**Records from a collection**
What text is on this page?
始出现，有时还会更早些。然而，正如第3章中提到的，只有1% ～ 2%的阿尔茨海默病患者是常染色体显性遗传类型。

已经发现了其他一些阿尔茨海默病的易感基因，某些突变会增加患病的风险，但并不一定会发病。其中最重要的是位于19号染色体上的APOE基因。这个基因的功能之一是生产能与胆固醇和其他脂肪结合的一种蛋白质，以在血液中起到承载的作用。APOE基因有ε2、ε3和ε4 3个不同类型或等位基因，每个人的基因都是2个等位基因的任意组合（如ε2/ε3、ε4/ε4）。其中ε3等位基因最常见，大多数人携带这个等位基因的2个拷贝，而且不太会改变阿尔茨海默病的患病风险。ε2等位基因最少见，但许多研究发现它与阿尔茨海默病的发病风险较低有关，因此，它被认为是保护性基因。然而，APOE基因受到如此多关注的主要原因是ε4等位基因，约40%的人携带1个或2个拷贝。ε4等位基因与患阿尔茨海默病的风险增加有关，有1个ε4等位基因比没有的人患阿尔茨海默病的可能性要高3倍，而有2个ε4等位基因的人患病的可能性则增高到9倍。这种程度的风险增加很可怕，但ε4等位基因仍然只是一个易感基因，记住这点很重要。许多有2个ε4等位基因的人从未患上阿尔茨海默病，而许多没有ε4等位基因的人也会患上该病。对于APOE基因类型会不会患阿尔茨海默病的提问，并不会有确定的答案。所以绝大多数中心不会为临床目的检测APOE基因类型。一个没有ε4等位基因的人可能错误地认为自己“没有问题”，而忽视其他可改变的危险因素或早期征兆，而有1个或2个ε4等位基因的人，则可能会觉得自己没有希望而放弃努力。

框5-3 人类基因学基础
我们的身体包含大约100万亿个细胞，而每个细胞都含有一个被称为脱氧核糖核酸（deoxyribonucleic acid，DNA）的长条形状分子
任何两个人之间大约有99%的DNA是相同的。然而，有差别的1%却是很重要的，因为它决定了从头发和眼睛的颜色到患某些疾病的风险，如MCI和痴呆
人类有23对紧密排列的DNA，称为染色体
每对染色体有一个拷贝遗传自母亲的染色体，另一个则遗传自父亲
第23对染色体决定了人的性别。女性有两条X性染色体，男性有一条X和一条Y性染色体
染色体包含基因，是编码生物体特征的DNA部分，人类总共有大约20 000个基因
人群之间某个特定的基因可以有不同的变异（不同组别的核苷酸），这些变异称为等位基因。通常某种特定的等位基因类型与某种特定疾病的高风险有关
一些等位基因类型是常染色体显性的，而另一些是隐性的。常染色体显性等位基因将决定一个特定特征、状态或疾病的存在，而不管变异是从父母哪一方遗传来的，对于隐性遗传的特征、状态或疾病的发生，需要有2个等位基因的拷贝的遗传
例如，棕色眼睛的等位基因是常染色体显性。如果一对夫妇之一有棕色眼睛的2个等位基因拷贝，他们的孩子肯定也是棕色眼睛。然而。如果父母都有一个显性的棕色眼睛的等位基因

**Task objective**
Extract every record and return it verbatim.

**Expected output**
What text is on this page?
始出现，有时还会更早些。然而，正如第3章中提到的，只有1% ～ 2%的阿尔茨海默病患者是常染色体显性遗传类型。

已经发现了其他一些阿尔茨海默病的易感基因，某些突变会增加患病的风险，但并不一定会发病。其中最重要的是位于19号染色体上的APOE基因。这个基因的功能之一是生产能与胆固醇和其他脂肪结合的一种蛋白质，以在血液中起到承载的作用。APOE基因有ε2、ε3和ε4 3个不同类型或等位基因，每个人的基因都是2个等位基因的任意组合（如ε2/ε3、ε4/ε4）。其中ε3等位基因最常见，大多数人携带这个等位基因的2个拷贝，而且不太会改变阿尔茨海默病的患病风险。ε2等位基因最少见，但许多研究发现它与阿尔茨海默病的发病风险较低有关，因此，它被认为是保护性基因。然而，APOE基因受到如此多关注的主要原因是ε4等位基因，约40%的人携带1个或2个拷贝。ε4等位基因与患阿尔茨海默病的风险增加有关，有1个ε4等位基因比没有的人患阿尔茨海默病的可能性要高3倍，而有2个ε4等位基因的人患病的可能性则增高到9倍。这种程度的风险增加很可怕，但ε4等位基因仍然只是一个易感基因，记住这点很重要。许多有2个ε4等位基因的人从未患上阿尔茨海默病，而许多没有ε4等位基因的人也会患上该病。对于APOE基因类型会不会患阿尔茨海默病的提问，并不会有确定的答案。所以绝大多数中心不会为临床目的检测APOE基因类型。一个没有ε4等位基因的人可能错误地认为自己“没有问题”，而忽视其他可改变的危险因素或早期征兆，而有1个或2个ε4等位基因的人，则可能会觉得自己没有希望而放弃努力。

框5-3 人类基因学基础
我们的身体包含大约100万亿个细胞，而每个细胞都含有一个被称为脱氧核糖核酸（deoxyribonucleic acid，DNA）的长条形状分子
任何两个人之间大约有99%的DNA是相同的。然而，有差别的1%却是很重要的，因为它决定了从头发和眼睛的颜色到患某些疾病的风险，如MCI和痴呆
人类有23对紧密排列的DNA，称为染色体
每对染色体有一个拷贝遗传自母亲的染色体，另一个则遗传自父亲
第23对染色体决定了人的性别。女性有两条X性染色体，男性有一条X和一条Y性染色体
染色体包含基因，是编码生物体特征的DNA部分，人类总共有大约20 000个基因
人群之间某个特定的基因可以有不同的变异（不同组别的核苷酸），这些变异称为等位基因。通常某种特定的等位基因类型与某种特定疾病的高风险有关
一些等位基因类型是常染色体显性的，而另一些是隐性的。常染色体显性等位基因将决定一个特定特征、状态或疾病的存在，而不管变异是从父母哪一方遗传来的，对于隐性遗传的特征、状态或疾病的发生，需要有2个等位基因的拷贝的遗传
例如，棕色眼睛的等位基因是常染色体显性。如果一对夫妇之一有棕色眼睛的2个等位基因拷贝，他们的孩子肯定也是棕色眼睛。然而。如果父母都有一个显性的棕色眼睛的等位基因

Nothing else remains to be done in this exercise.